Stored entries
● ● ● ● ●

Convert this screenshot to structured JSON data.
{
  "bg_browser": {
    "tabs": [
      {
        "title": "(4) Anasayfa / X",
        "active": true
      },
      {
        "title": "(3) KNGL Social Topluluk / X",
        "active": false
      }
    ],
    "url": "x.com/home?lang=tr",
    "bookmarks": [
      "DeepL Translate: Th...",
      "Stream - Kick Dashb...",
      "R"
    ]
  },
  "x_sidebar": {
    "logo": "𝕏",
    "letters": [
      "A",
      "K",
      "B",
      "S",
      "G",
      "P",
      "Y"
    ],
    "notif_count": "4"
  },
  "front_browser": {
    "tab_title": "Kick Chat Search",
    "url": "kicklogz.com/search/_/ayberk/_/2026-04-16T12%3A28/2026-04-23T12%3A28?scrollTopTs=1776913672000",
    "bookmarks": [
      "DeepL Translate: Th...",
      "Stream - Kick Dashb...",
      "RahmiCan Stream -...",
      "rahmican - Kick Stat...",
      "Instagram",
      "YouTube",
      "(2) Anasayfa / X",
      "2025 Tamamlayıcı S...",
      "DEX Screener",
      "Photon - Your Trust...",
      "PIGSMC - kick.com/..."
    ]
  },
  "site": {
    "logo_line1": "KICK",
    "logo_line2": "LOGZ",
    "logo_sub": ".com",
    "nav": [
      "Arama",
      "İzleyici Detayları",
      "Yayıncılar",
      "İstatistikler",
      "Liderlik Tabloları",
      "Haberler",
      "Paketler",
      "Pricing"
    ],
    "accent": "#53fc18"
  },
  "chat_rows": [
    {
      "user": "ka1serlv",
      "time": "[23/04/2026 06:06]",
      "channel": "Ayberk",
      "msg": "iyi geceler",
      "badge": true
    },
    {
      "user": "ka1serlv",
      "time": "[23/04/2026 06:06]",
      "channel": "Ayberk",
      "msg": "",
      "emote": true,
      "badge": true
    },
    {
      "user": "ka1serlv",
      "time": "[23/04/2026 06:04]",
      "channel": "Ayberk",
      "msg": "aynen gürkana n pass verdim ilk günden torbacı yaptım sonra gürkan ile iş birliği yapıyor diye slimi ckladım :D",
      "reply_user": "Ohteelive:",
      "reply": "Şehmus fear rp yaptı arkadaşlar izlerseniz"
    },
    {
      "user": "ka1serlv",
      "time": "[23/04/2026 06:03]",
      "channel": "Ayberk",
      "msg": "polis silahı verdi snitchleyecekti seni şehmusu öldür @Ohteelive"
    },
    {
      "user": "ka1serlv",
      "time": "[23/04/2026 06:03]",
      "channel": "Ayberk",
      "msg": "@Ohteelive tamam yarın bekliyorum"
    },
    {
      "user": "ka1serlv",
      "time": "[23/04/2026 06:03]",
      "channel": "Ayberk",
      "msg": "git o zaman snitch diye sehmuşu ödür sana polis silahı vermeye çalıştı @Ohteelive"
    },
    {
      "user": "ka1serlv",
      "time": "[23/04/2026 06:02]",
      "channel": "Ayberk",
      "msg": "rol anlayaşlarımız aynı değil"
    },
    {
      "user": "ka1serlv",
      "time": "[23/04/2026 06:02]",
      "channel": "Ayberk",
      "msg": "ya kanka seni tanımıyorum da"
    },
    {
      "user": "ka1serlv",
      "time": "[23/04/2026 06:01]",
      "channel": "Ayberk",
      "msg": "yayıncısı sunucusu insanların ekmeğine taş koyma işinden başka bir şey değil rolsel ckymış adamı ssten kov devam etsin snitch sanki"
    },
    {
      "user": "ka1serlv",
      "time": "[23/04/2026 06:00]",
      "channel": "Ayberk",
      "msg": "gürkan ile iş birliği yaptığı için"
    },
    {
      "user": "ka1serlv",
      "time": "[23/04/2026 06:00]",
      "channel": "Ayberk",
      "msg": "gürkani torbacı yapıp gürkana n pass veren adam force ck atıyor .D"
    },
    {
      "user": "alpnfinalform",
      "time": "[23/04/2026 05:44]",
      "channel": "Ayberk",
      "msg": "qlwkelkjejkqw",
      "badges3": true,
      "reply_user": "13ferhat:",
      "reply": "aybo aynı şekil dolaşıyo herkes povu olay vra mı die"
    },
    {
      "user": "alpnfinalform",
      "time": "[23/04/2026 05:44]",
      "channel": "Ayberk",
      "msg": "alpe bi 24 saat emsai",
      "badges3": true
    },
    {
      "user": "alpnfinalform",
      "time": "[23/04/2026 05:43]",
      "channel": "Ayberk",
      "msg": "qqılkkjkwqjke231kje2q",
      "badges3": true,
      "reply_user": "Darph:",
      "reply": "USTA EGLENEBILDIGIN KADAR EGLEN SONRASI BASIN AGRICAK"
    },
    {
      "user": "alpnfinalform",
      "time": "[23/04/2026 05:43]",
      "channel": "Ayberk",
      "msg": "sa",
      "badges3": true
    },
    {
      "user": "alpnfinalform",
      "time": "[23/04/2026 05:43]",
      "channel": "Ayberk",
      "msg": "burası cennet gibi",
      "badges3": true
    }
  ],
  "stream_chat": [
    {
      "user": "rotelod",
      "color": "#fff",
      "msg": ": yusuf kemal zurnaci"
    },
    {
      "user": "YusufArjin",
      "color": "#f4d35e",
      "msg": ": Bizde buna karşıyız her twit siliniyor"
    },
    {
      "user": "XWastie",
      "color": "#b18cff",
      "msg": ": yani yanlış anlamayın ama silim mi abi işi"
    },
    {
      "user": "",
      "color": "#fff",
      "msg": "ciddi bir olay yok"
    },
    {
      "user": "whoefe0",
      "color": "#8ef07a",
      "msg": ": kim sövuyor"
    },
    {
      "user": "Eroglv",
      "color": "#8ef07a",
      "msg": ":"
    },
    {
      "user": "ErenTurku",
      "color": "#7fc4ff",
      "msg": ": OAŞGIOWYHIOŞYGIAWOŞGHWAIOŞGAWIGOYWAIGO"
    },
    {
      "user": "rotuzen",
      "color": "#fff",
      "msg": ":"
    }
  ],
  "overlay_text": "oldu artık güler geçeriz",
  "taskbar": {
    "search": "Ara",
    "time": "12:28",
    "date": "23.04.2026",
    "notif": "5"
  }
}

● ● ● ● ●

## What to do
Provide the count, and nothing else, of lines in the data above where the word "aynı" occurs.

## Solution for this task
2